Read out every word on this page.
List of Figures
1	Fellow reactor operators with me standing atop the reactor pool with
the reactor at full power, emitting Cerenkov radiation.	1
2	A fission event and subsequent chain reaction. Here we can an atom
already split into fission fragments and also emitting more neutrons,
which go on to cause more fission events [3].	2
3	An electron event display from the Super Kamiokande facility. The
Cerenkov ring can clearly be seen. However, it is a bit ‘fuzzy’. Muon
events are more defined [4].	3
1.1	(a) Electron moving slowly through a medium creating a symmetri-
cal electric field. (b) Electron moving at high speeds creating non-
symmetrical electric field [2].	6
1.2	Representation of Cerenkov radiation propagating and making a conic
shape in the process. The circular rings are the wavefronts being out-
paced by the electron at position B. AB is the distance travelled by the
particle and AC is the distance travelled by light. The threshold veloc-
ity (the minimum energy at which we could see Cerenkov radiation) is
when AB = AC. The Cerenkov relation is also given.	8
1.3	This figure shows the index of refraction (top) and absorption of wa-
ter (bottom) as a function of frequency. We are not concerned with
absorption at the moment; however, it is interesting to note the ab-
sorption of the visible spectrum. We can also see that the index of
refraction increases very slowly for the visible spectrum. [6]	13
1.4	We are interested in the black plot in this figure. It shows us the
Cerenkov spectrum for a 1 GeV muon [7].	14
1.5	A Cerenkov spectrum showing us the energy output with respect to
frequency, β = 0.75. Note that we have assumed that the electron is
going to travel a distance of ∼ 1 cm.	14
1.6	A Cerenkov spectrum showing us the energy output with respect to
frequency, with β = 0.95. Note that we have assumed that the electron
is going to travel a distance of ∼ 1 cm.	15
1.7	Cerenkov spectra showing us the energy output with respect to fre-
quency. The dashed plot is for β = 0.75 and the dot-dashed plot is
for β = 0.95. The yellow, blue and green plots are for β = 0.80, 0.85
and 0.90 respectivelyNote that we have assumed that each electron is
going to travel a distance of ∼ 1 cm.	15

◆ WORK TO DO:
Using the listing above, gather each line that holds the string "assumed" and copy it.

◆ THE ANSWER:
frequency, β = 0.75. Note that we have assumed that the electron is
frequency, with β = 0.95. Note that we have assumed that the electron
and 0.90 respectivelyNote that we have assumed that each electron is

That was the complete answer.